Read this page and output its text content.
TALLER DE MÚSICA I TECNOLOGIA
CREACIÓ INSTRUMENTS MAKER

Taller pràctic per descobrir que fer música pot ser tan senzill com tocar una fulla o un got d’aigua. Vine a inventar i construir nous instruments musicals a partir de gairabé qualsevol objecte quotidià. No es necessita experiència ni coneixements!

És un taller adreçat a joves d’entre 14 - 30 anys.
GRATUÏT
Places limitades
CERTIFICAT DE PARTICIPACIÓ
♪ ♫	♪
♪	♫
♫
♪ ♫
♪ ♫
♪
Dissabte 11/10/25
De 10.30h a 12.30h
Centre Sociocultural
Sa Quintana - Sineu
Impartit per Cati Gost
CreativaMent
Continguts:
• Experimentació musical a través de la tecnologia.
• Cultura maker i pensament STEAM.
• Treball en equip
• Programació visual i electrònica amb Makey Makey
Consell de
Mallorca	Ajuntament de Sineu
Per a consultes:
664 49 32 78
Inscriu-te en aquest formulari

--------------------------------

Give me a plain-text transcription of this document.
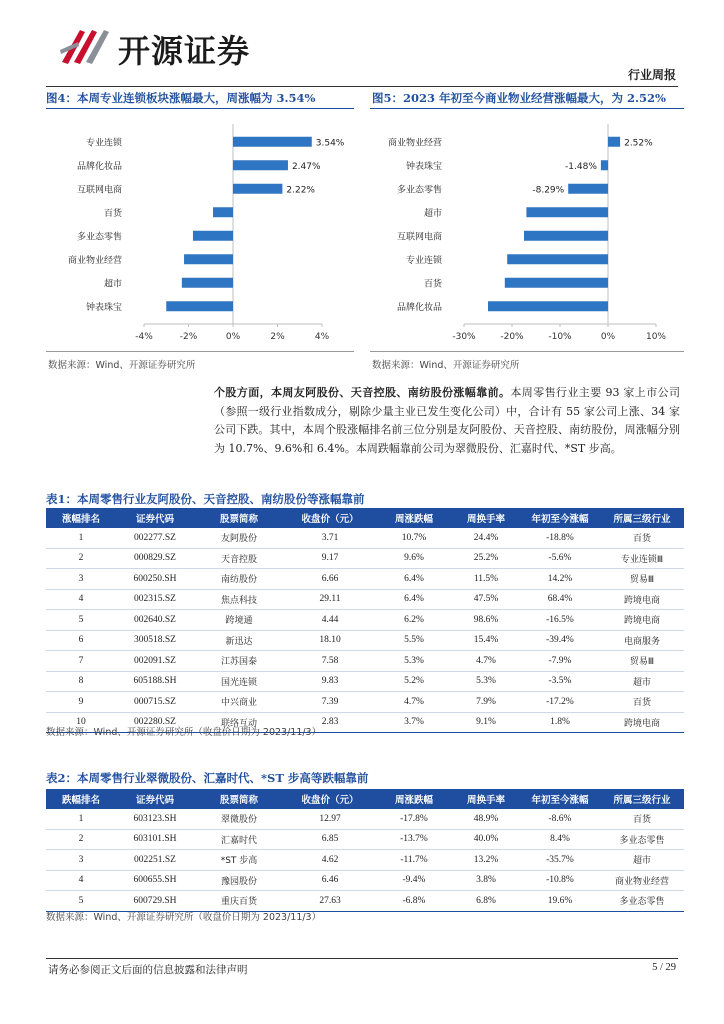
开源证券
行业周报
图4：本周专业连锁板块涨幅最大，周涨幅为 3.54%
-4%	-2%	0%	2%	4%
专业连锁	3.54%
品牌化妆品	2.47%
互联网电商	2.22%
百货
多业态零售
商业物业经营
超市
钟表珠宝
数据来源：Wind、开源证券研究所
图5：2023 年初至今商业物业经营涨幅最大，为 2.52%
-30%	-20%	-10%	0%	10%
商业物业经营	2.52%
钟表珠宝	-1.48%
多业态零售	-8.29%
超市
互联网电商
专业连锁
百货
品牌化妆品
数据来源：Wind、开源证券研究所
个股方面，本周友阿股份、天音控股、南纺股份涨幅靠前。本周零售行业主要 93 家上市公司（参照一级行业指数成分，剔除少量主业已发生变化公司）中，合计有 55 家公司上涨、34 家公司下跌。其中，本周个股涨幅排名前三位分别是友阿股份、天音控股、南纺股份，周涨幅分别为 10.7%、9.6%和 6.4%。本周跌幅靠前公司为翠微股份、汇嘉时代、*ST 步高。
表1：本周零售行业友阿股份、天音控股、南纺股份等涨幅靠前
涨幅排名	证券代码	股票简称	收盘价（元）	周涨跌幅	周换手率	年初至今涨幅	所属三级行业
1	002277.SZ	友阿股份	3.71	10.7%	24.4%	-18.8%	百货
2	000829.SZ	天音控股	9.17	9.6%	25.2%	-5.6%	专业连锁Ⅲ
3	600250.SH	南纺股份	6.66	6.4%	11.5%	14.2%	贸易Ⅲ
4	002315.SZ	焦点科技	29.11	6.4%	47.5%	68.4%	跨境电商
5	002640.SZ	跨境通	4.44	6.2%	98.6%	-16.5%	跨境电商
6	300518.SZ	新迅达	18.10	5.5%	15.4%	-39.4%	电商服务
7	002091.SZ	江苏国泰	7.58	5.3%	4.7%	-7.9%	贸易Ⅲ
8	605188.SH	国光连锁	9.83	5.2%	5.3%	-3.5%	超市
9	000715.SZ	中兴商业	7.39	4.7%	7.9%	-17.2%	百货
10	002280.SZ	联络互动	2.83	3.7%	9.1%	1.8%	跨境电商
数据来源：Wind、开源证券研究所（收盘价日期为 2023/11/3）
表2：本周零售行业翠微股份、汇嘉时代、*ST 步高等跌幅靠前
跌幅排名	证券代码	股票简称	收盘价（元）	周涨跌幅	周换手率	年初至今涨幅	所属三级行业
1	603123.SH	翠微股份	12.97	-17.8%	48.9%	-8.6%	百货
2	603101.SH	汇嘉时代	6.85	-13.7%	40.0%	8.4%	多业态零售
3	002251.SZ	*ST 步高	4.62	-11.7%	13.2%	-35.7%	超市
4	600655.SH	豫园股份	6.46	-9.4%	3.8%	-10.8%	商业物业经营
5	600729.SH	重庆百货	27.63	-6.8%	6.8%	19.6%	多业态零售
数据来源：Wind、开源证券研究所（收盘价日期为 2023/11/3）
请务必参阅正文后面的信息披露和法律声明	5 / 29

--------------------------------

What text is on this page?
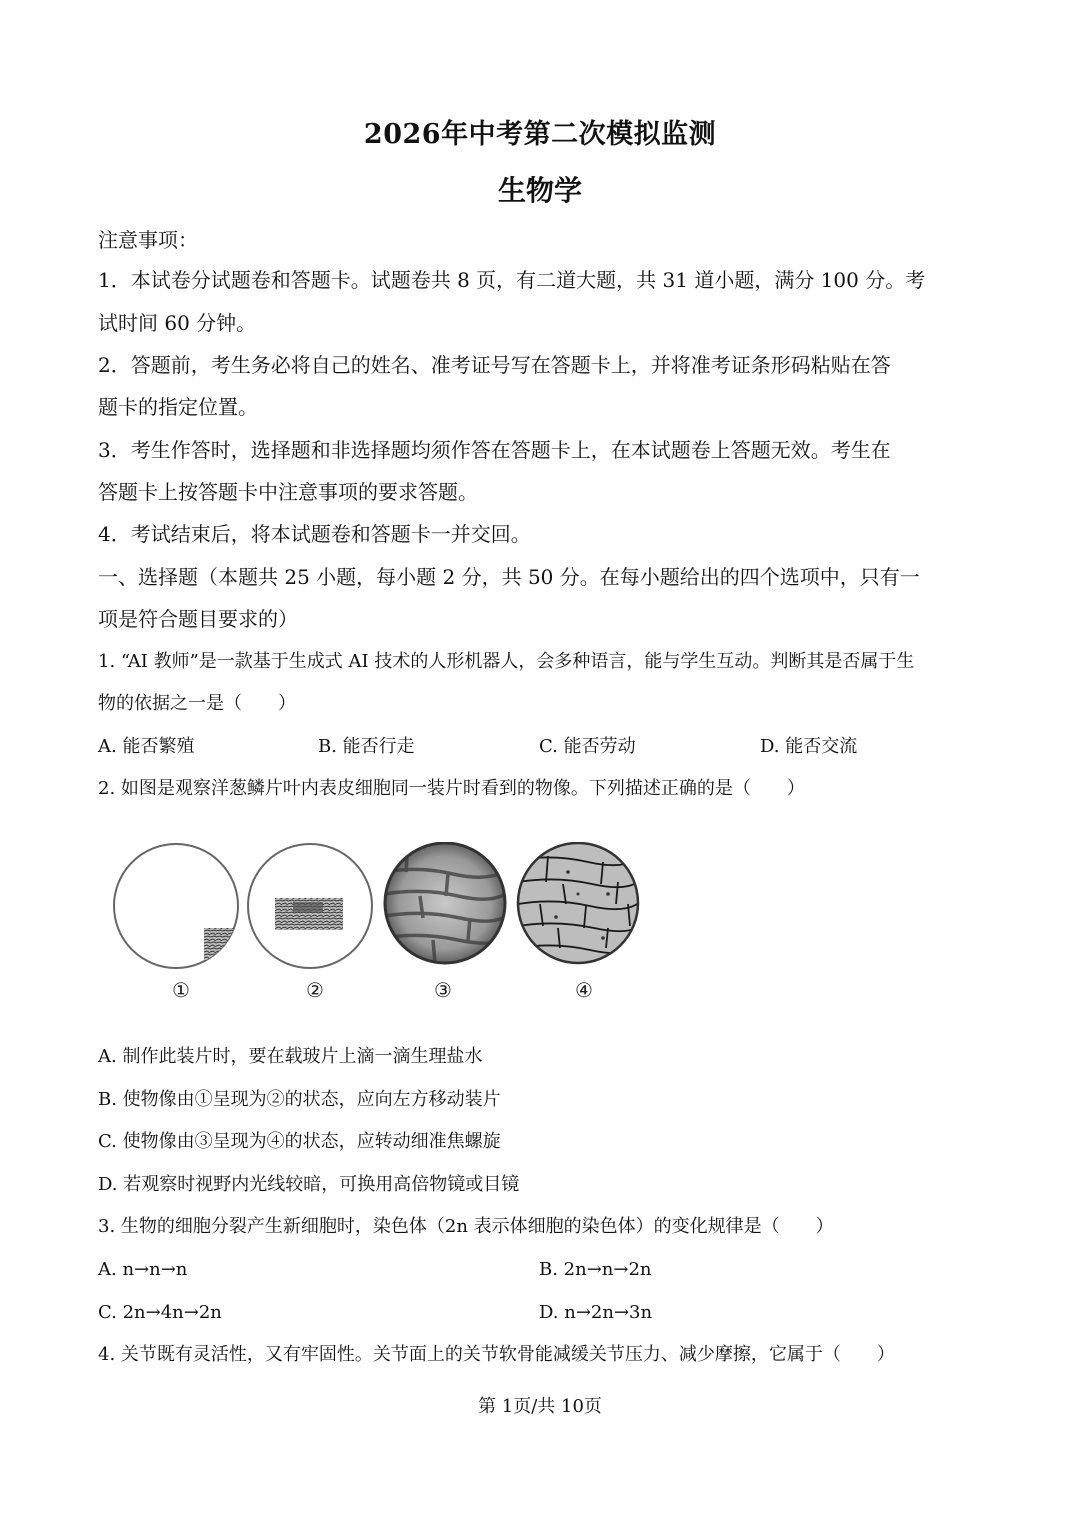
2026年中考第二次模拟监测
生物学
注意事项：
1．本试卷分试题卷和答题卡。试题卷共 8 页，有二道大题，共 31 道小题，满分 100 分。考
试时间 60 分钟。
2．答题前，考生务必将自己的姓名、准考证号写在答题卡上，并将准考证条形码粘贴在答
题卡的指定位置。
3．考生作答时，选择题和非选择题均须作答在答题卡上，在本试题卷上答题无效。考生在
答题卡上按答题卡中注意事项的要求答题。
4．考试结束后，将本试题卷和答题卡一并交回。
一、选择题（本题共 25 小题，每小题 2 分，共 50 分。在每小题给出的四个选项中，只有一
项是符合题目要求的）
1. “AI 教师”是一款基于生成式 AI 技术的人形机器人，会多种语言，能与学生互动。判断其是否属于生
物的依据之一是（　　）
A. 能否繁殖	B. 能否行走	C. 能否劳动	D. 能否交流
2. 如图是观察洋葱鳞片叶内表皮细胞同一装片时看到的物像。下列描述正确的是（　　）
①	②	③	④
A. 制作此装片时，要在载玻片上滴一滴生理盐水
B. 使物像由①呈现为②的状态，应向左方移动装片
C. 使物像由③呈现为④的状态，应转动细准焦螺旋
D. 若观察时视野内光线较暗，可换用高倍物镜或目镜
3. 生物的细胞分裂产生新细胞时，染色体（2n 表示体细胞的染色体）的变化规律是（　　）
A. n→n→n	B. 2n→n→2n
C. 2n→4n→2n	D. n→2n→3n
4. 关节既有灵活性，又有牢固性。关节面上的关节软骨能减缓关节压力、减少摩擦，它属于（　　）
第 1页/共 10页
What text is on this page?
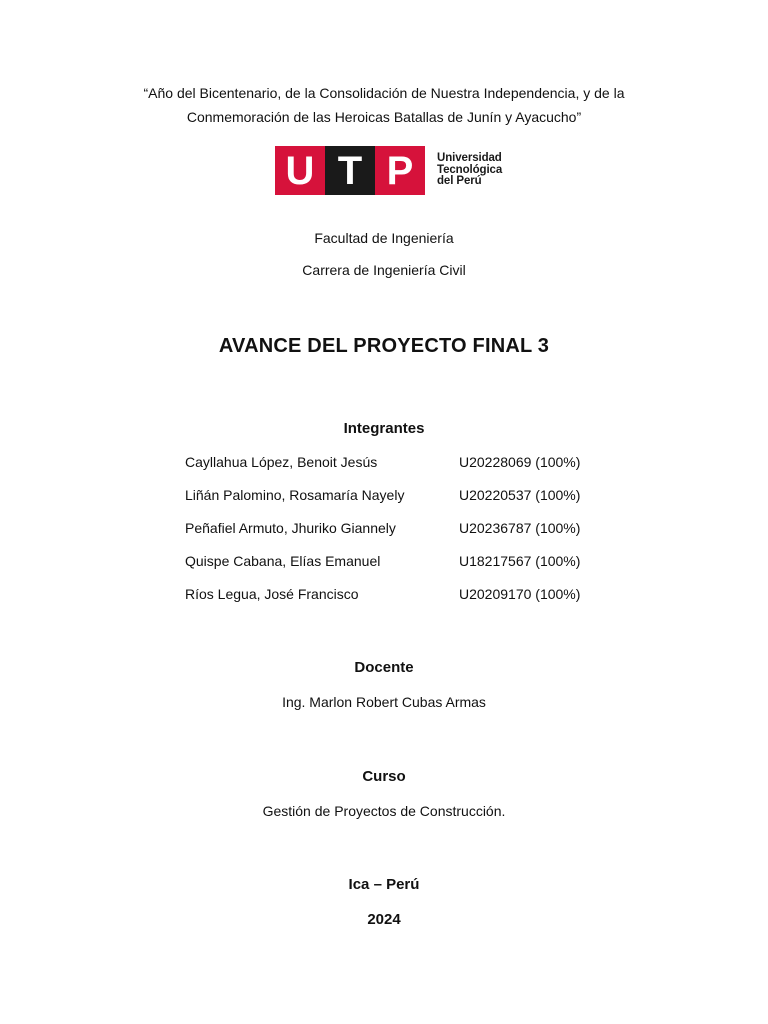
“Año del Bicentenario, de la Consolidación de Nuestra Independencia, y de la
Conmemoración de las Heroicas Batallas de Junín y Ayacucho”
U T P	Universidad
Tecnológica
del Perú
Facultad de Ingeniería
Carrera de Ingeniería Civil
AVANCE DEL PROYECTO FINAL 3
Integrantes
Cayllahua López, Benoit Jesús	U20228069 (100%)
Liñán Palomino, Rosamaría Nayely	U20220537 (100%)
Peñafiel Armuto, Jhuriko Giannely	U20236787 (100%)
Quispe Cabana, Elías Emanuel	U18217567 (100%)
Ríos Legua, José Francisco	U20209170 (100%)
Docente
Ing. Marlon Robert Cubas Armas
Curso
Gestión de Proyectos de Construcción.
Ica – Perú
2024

--------------------------------

**Instructions to follow:**
Look over the listing above. Pick out and copy every line that includes "周换手率".

**Solution for this task:**
涨幅排名	证券代码	股票简称	收盘价（元）	周涨跌幅	周换手率	年初至今涨幅	所属三级行业
跌幅排名	证券代码	股票简称	收盘价（元）	周涨跌幅	周换手率	年初至今涨幅	所属三级行业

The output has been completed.